-- BEGIN Records for this exercise --

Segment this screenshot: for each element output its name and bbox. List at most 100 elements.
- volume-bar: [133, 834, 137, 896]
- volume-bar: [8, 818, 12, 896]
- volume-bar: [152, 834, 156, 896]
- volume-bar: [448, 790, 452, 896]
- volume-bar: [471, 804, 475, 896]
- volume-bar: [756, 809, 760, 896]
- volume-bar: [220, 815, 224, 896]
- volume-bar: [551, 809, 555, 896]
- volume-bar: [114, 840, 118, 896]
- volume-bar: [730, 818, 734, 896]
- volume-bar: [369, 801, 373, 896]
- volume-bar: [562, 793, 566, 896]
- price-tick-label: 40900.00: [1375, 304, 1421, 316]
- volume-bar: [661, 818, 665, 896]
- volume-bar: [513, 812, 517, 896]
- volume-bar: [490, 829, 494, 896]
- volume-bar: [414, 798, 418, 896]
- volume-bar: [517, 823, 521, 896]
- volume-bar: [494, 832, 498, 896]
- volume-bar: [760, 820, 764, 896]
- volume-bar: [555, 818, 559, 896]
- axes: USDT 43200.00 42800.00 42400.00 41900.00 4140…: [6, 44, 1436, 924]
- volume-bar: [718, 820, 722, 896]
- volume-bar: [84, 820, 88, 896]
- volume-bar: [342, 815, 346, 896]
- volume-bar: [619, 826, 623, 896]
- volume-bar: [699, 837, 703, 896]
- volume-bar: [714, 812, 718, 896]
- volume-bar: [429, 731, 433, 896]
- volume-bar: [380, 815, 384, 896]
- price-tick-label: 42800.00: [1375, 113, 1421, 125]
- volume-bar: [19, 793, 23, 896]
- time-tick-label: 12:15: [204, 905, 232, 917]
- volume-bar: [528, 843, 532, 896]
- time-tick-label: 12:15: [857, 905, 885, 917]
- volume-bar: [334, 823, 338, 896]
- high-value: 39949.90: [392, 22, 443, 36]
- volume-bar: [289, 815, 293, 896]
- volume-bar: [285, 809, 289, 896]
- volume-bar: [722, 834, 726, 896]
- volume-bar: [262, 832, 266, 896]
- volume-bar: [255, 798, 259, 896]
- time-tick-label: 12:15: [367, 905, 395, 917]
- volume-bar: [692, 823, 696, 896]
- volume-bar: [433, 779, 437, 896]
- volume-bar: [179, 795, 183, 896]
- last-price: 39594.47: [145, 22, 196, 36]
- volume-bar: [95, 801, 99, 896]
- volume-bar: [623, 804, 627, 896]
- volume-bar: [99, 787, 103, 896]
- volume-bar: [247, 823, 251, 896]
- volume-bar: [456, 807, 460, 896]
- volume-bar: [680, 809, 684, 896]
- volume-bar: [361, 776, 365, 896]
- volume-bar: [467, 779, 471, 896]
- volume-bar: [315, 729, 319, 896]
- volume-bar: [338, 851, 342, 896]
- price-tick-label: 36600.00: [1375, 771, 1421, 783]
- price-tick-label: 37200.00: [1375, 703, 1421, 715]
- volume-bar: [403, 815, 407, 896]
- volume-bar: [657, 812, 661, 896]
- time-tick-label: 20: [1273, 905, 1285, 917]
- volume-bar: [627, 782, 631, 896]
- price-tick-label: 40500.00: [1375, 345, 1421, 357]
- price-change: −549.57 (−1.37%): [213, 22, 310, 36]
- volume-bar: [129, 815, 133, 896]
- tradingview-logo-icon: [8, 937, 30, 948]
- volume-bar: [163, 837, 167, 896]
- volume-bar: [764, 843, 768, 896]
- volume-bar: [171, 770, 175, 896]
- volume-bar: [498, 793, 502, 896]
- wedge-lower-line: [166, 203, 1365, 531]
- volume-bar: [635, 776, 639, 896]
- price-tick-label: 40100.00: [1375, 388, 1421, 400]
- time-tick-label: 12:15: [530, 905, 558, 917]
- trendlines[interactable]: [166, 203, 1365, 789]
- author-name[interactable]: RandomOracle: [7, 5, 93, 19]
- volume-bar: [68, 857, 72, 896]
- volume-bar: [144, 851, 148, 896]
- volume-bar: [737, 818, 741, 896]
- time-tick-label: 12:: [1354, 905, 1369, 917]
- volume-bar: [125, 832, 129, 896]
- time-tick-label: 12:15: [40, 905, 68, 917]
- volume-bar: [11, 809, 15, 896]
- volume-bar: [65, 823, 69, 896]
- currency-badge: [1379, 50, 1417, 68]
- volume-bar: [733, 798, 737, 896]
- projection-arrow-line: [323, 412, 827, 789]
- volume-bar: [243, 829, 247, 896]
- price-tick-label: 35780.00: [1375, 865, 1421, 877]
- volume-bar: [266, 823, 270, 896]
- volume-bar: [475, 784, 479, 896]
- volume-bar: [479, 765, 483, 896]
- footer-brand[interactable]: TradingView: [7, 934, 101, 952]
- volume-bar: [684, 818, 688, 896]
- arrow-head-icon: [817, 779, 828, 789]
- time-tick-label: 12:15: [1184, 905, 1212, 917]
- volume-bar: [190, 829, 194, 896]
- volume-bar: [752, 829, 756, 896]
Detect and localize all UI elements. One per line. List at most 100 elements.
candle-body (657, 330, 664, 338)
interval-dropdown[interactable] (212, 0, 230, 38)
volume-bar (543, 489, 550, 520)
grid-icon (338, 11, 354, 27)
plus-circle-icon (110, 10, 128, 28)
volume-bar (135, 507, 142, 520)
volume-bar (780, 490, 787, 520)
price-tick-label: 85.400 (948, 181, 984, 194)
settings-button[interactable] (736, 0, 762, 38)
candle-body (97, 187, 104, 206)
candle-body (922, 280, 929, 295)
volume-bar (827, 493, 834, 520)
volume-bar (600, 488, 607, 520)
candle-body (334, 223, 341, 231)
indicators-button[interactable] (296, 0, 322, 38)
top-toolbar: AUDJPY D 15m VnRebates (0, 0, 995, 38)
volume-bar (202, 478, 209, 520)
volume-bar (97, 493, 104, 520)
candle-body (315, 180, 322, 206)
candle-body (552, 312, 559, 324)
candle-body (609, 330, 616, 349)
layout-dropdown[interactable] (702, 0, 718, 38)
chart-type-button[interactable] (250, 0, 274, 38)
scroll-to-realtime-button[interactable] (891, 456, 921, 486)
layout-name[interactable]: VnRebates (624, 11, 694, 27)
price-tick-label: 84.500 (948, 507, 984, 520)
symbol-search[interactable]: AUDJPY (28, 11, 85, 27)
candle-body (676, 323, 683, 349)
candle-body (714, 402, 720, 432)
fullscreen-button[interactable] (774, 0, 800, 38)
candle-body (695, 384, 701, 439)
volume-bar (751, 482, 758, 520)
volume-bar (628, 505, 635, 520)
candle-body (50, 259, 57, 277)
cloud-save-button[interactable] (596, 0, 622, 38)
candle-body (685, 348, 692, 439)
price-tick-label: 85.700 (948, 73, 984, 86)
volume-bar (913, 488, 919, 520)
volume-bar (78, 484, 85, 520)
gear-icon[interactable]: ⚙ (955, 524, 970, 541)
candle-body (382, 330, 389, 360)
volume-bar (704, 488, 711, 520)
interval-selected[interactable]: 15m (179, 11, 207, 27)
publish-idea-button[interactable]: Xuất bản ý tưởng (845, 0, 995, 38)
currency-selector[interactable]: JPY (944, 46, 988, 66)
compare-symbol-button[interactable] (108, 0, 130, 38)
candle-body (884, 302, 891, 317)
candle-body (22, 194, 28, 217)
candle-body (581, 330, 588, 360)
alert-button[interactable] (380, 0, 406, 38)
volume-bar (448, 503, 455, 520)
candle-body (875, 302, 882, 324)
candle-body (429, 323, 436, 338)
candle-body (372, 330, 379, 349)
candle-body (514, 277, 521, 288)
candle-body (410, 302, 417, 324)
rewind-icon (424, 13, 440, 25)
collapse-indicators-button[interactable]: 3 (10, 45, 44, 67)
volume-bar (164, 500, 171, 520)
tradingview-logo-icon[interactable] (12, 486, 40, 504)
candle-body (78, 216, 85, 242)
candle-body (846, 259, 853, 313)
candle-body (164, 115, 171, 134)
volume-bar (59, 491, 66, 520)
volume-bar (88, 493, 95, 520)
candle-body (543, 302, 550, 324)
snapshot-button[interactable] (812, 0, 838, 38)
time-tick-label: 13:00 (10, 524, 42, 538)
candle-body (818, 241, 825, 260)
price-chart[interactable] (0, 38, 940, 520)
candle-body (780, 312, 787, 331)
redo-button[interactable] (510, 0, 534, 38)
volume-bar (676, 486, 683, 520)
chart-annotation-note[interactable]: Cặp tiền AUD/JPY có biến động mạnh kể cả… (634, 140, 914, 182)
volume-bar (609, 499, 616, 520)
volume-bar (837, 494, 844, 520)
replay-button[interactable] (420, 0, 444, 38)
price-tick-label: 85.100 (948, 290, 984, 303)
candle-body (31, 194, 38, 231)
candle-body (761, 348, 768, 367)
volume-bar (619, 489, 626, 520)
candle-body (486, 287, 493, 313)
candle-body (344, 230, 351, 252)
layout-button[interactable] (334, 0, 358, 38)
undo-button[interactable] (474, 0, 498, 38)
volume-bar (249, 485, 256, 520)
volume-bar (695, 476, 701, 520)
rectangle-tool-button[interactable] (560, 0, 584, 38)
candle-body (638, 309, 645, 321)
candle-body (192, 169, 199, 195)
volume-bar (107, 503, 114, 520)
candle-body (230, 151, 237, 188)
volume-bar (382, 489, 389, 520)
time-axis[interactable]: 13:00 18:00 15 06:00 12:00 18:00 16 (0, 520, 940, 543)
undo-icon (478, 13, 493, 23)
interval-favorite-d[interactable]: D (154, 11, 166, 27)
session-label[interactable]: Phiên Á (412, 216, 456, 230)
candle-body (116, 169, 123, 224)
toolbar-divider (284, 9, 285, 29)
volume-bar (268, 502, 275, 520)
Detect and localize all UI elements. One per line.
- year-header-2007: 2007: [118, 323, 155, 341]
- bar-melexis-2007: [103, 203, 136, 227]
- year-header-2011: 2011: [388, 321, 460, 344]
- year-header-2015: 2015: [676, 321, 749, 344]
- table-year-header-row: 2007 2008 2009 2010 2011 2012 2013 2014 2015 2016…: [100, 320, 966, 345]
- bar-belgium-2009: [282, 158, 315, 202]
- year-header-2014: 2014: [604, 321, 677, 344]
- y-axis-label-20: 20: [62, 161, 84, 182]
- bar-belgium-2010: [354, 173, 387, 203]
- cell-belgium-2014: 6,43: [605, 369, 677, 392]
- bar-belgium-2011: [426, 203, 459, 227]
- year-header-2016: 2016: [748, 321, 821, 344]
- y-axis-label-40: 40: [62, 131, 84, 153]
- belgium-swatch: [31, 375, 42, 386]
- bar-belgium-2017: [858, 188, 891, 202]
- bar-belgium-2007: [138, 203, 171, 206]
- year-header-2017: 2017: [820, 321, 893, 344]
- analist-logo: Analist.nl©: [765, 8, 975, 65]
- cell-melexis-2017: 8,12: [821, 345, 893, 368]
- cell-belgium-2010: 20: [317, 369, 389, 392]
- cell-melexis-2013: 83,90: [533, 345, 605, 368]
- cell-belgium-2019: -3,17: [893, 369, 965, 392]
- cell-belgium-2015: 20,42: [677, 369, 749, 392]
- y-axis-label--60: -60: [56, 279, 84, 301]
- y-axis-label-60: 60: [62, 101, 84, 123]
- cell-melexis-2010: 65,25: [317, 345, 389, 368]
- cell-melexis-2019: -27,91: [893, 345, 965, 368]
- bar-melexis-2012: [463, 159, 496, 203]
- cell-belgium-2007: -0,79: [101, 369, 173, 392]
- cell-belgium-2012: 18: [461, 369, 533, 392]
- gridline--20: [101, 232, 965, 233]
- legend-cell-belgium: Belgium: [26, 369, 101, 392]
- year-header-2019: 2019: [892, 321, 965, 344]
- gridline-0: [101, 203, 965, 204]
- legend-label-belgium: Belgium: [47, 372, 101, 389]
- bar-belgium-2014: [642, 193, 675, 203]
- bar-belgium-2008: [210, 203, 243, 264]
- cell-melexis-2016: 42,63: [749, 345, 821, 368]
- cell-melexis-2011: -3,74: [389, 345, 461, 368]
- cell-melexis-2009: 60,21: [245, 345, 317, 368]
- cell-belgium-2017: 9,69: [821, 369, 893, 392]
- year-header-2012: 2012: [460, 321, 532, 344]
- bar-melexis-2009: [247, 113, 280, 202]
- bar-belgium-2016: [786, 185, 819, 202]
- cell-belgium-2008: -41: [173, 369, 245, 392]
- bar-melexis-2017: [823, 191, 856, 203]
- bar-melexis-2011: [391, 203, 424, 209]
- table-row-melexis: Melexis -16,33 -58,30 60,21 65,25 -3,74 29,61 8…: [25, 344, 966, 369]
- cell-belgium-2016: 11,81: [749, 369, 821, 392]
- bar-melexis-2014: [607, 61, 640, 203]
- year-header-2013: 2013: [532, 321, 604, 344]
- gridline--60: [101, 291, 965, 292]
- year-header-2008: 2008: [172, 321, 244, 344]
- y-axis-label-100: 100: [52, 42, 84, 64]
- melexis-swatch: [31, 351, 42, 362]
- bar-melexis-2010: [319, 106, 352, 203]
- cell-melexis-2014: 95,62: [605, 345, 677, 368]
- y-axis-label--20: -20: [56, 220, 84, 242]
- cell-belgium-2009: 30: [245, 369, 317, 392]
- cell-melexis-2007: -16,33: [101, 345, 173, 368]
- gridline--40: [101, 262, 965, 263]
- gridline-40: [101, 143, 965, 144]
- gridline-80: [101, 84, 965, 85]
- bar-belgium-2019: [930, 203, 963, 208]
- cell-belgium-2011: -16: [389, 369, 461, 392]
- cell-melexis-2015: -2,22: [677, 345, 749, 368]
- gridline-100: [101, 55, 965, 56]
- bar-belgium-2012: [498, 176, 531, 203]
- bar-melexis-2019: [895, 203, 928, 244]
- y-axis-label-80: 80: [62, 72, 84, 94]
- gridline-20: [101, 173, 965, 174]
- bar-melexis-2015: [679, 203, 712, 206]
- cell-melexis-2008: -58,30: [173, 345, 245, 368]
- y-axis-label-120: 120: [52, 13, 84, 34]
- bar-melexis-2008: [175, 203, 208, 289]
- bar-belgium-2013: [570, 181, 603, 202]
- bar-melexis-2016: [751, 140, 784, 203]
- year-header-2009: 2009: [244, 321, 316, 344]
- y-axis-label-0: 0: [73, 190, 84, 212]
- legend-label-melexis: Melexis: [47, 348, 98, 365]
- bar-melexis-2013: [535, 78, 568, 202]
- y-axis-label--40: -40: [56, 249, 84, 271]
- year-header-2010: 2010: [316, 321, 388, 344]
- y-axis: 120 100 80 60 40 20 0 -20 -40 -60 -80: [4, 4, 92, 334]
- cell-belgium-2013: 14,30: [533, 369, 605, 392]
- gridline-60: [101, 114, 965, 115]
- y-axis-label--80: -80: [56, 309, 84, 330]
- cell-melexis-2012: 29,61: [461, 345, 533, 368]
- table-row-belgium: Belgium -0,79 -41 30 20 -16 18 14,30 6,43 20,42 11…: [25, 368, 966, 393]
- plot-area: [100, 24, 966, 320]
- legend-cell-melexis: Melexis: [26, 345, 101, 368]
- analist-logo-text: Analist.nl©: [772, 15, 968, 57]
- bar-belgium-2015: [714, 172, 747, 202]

-- END Records for this exercise --

* **Problem to solve**:
Convert the rows above, from the first line through the line containing "- volume-bar: [756, 809, 760, 896]" (both included), into a JSON list of strings with one string per line and no blank lines.

* **Exercise answer**:
[
  "Segment this screenshot: for each element output its name and bbox. List at most 100 elements.",
  "- volume-bar: [133, 834, 137, 896]",
  "- volume-bar: [8, 818, 12, 896]",
  "- volume-bar: [152, 834, 156, 896]",
  "- volume-bar: [448, 790, 452, 896]",
  "- volume-bar: [471, 804, 475, 896]",
  "- volume-bar: [756, 809, 760, 896]"
]